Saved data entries
━━━━━━

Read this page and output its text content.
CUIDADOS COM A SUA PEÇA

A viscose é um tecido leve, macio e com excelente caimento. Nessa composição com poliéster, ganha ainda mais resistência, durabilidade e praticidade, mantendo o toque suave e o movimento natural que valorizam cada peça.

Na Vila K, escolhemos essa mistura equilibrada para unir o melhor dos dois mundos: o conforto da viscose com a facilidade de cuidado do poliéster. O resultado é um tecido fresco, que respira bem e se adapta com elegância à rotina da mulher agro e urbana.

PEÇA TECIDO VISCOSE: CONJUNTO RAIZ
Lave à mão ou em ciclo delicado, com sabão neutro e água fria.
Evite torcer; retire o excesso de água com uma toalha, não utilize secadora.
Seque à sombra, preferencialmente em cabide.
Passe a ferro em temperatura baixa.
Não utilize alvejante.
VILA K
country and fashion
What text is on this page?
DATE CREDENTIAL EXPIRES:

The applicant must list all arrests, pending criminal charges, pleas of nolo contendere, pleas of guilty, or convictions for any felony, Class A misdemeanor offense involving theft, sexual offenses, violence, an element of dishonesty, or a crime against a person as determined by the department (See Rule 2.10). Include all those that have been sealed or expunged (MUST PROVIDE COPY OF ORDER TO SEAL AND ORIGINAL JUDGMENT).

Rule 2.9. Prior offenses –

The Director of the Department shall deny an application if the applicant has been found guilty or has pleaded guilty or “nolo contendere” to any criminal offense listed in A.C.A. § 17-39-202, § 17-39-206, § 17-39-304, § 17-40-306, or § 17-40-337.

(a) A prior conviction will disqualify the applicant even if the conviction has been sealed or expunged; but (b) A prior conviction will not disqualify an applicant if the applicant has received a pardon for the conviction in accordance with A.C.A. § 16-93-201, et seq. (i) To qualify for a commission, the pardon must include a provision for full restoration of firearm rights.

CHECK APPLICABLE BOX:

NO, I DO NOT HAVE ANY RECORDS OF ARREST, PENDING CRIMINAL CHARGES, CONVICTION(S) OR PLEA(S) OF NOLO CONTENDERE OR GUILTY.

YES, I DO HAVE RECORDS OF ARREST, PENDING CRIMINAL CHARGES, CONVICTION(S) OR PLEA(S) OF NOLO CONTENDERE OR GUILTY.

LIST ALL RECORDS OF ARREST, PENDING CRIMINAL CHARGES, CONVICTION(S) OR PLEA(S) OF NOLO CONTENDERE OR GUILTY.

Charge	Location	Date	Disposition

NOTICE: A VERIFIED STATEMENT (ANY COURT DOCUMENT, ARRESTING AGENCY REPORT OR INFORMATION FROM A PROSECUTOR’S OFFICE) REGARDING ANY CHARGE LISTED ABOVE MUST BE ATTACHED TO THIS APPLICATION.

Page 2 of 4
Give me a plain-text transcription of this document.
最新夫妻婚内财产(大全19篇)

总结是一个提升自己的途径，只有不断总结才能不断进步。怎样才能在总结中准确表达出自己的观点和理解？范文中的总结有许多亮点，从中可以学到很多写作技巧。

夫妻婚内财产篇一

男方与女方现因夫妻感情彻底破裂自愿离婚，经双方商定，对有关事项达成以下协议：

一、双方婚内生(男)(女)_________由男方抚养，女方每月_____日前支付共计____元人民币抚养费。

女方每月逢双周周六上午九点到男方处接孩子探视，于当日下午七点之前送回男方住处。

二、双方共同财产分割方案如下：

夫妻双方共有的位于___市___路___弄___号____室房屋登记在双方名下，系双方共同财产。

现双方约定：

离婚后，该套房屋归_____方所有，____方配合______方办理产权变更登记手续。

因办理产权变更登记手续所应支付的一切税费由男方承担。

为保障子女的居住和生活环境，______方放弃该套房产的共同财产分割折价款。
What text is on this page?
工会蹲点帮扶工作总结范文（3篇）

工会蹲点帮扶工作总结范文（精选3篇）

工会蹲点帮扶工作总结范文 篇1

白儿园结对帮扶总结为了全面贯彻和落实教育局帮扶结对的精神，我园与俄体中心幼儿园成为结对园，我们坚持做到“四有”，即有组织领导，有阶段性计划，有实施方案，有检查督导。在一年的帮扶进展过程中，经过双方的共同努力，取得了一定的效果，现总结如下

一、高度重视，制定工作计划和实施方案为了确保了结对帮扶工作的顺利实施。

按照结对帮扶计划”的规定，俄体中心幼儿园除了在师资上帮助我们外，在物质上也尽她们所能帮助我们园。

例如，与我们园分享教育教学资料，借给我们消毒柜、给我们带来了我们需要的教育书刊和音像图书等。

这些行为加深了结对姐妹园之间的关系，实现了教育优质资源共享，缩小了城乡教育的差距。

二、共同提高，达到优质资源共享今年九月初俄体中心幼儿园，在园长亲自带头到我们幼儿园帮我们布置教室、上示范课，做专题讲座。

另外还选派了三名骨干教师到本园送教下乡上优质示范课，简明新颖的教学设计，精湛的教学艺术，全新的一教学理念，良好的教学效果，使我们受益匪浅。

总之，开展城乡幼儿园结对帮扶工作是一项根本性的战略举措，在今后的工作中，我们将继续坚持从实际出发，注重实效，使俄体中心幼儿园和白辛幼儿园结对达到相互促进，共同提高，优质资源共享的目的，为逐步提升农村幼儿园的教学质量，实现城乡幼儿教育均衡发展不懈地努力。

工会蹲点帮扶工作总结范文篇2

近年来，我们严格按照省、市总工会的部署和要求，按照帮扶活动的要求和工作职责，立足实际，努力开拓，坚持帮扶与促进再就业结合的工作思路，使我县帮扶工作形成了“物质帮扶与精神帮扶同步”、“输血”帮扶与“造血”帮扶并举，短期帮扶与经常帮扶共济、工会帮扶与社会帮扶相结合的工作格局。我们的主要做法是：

━━━━━━

» Goal
Produce an exact copy of all the records.

» Solved problem
Read this page and output its text content.
CUIDADOS COM A SUA PEÇA

A viscose é um tecido leve, macio e com excelente caimento. Nessa composição com poliéster, ganha ainda mais resistência, durabilidade e praticidade, mantendo o toque suave e o movimento natural que valorizam cada peça.

Na Vila K, escolhemos essa mistura equilibrada para unir o melhor dos dois mundos: o conforto da viscose com a facilidade de cuidado do poliéster. O resultado é um tecido fresco, que respira bem e se adapta com elegância à rotina da mulher agro e urbana.

PEÇA TECIDO VISCOSE: CONJUNTO RAIZ
Lave à mão ou em ciclo delicado, com sabão neutro e água fria.
Evite torcer; retire o excesso de água com uma toalha, não utilize secadora.
Seque à sombra, preferencialmente em cabide.
Passe a ferro em temperatura baixa.
Não utilize alvejante.
VILA K
country and fashion
What text is on this page?
DATE CREDENTIAL EXPIRES:

The applicant must list all arrests, pending criminal charges, pleas of nolo contendere, pleas of guilty, or convictions for any felony, Class A misdemeanor offense involving theft, sexual offenses, violence, an element of dishonesty, or a crime against a person as determined by the department (See Rule 2.10). Include all those that have been sealed or expunged (MUST PROVIDE COPY OF ORDER TO SEAL AND ORIGINAL JUDGMENT).

Rule 2.9. Prior offenses –

The Director of the Department shall deny an application if the applicant has been found guilty or has pleaded guilty or “nolo contendere” to any criminal offense listed in A.C.A. § 17-39-202, § 17-39-206, § 17-39-304, § 17-40-306, or § 17-40-337.

(a) A prior conviction will disqualify the applicant even if the conviction has been sealed or expunged; but (b) A prior conviction will not disqualify an applicant if the applicant has received a pardon for the conviction in accordance with A.C.A. § 16-93-201, et seq. (i) To qualify for a commission, the pardon must include a provision for full restoration of firearm rights.

CHECK APPLICABLE BOX:

NO, I DO NOT HAVE ANY RECORDS OF ARREST, PENDING CRIMINAL CHARGES, CONVICTION(S) OR PLEA(S) OF NOLO CONTENDERE OR GUILTY.

YES, I DO HAVE RECORDS OF ARREST, PENDING CRIMINAL CHARGES, CONVICTION(S) OR PLEA(S) OF NOLO CONTENDERE OR GUILTY.

LIST ALL RECORDS OF ARREST, PENDING CRIMINAL CHARGES, CONVICTION(S) OR PLEA(S) OF NOLO CONTENDERE OR GUILTY.

Charge	Location	Date	Disposition

NOTICE: A VERIFIED STATEMENT (ANY COURT DOCUMENT, ARRESTING AGENCY REPORT OR INFORMATION FROM A PROSECUTOR’S OFFICE) REGARDING ANY CHARGE LISTED ABOVE MUST BE ATTACHED TO THIS APPLICATION.

Page 2 of 4
Give me a plain-text transcription of this document.
最新夫妻婚内财产(大全19篇)

总结是一个提升自己的途径，只有不断总结才能不断进步。怎样才能在总结中准确表达出自己的观点和理解？范文中的总结有许多亮点，从中可以学到很多写作技巧。

夫妻婚内财产篇一

男方与女方现因夫妻感情彻底破裂自愿离婚，经双方商定，对有关事项达成以下协议：

一、双方婚内生(男)(女)_________由男方抚养，女方每月_____日前支付共计____元人民币抚养费。

女方每月逢双周周六上午九点到男方处接孩子探视，于当日下午七点之前送回男方住处。

二、双方共同财产分割方案如下：

夫妻双方共有的位于___市___路___弄___号____室房屋登记在双方名下，系双方共同财产。

现双方约定：

离婚后，该套房屋归_____方所有，____方配合______方办理产权变更登记手续。

因办理产权变更登记手续所应支付的一切税费由男方承担。

为保障子女的居住和生活环境，______方放弃该套房产的共同财产分割折价款。
What text is on this page?
工会蹲点帮扶工作总结范文（3篇）

工会蹲点帮扶工作总结范文（精选3篇）

工会蹲点帮扶工作总结范文 篇1

白儿园结对帮扶总结为了全面贯彻和落实教育局帮扶结对的精神，我园与俄体中心幼儿园成为结对园，我们坚持做到“四有”，即有组织领导，有阶段性计划，有实施方案，有检查督导。在一年的帮扶进展过程中，经过双方的共同努力，取得了一定的效果，现总结如下

一、高度重视，制定工作计划和实施方案为了确保了结对帮扶工作的顺利实施。

按照结对帮扶计划”的规定，俄体中心幼儿园除了在师资上帮助我们外，在物质上也尽她们所能帮助我们园。

例如，与我们园分享教育教学资料，借给我们消毒柜、给我们带来了我们需要的教育书刊和音像图书等。

这些行为加深了结对姐妹园之间的关系，实现了教育优质资源共享，缩小了城乡教育的差距。

二、共同提高，达到优质资源共享今年九月初俄体中心幼儿园，在园长亲自带头到我们幼儿园帮我们布置教室、上示范课，做专题讲座。

另外还选派了三名骨干教师到本园送教下乡上优质示范课，简明新颖的教学设计，精湛的教学艺术，全新的一教学理念，良好的教学效果，使我们受益匪浅。

总之，开展城乡幼儿园结对帮扶工作是一项根本性的战略举措，在今后的工作中，我们将继续坚持从实际出发，注重实效，使俄体中心幼儿园和白辛幼儿园结对达到相互促进，共同提高，优质资源共享的目的，为逐步提升农村幼儿园的教学质量，实现城乡幼儿教育均衡发展不懈地努力。

工会蹲点帮扶工作总结范文篇2

近年来，我们严格按照省、市总工会的部署和要求，按照帮扶活动的要求和工作职责，立足实际，努力开拓，坚持帮扶与促进再就业结合的工作思路，使我县帮扶工作形成了“物质帮扶与精神帮扶同步”、“输血”帮扶与“造血”帮扶并举，短期帮扶与经常帮扶共济、工会帮扶与社会帮扶相结合的工作格局。我们的主要做法是：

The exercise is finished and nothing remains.